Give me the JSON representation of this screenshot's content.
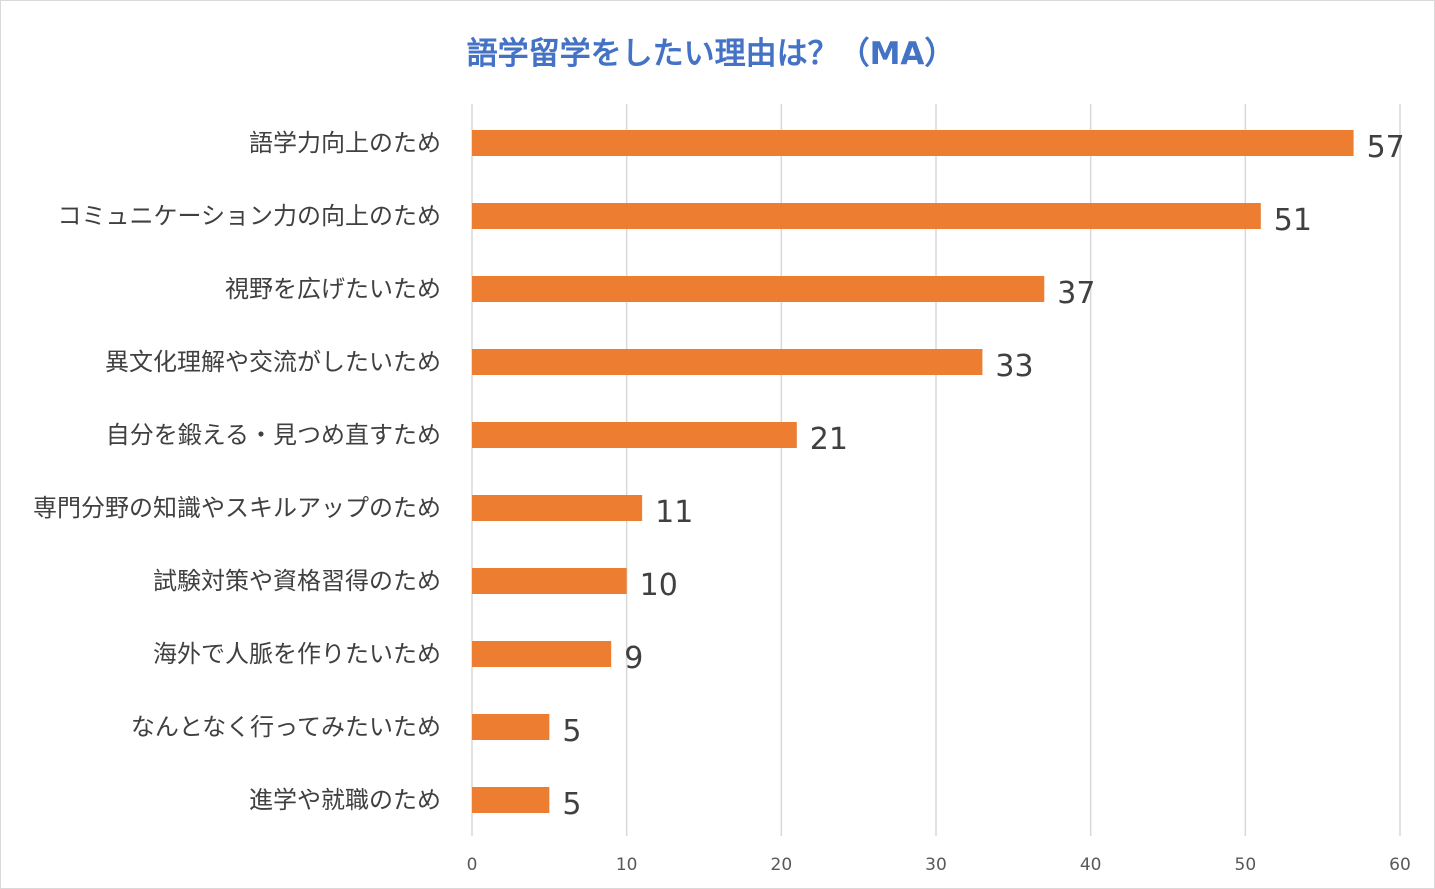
{
  "colors": {
    "bar": "#ED7D31",
    "title": "#4472C4",
    "grid": "#d9d9d9",
    "label": "#404040",
    "tick": "#595959"
  },
  "chart_data": {
    "type": "bar",
    "orientation": "horizontal",
    "title": "語学留学をしたい理由は？（MA）",
    "xlabel": "",
    "ylabel": "",
    "xlim": [
      0,
      60
    ],
    "x_ticks": [
      "0",
      "10",
      "20",
      "30",
      "40",
      "50",
      "60"
    ],
    "grid": "vertical",
    "legend": "none",
    "categories": [
      "語学力向上のため",
      "コミュニケーション力の向上のため",
      "視野を広げたいため",
      "異文化理解や交流がしたいため",
      "自分を鍛える・見つめ直すため",
      "専門分野の知識やスキルアップのため",
      "試験対策や資格習得のため",
      "海外で人脈を作りたいため",
      "なんとなく行ってみたいため",
      "進学や就職のため"
    ],
    "values": [
      57,
      51,
      37,
      33,
      21,
      11,
      10,
      9,
      5,
      5
    ],
    "value_labels": [
      "57",
      "51",
      "37",
      "33",
      "21",
      "11",
      "10",
      "9",
      "5",
      "5"
    ]
  }
}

- [Challenge]: Reproduce every record above exactly, but leave out the pictures.

- [Full response]:
Give me the JSON representation of this screenshot's content.
{
  "colors": {
    "bar": "#ED7D31",
    "title": "#4472C4",
    "grid": "#d9d9d9",
    "label": "#404040",
    "tick": "#595959"
  },
  "chart_data": {
    "type": "bar",
    "orientation": "horizontal",
    "title": "語学留学をしたい理由は？（MA）",
    "xlabel": "",
    "ylabel": "",
    "xlim": [
      0,
      60
    ],
    "x_ticks": [
      "0",
      "10",
      "20",
      "30",
      "40",
      "50",
      "60"
    ],
    "grid": "vertical",
    "legend": "none",
    "categories": [
      "語学力向上のため",
      "コミュニケーション力の向上のため",
      "視野を広げたいため",
      "異文化理解や交流がしたいため",
      "自分を鍛える・見つめ直すため",
      "専門分野の知識やスキルアップのため",
      "試験対策や資格習得のため",
      "海外で人脈を作りたいため",
      "なんとなく行ってみたいため",
      "進学や就職のため"
    ],
    "values": [
      57,
      51,
      37,
      33,
      21,
      11,
      10,
      9,
      5,
      5
    ],
    "value_labels": [
      "57",
      "51",
      "37",
      "33",
      "21",
      "11",
      "10",
      "9",
      "5",
      "5"
    ]
  }
}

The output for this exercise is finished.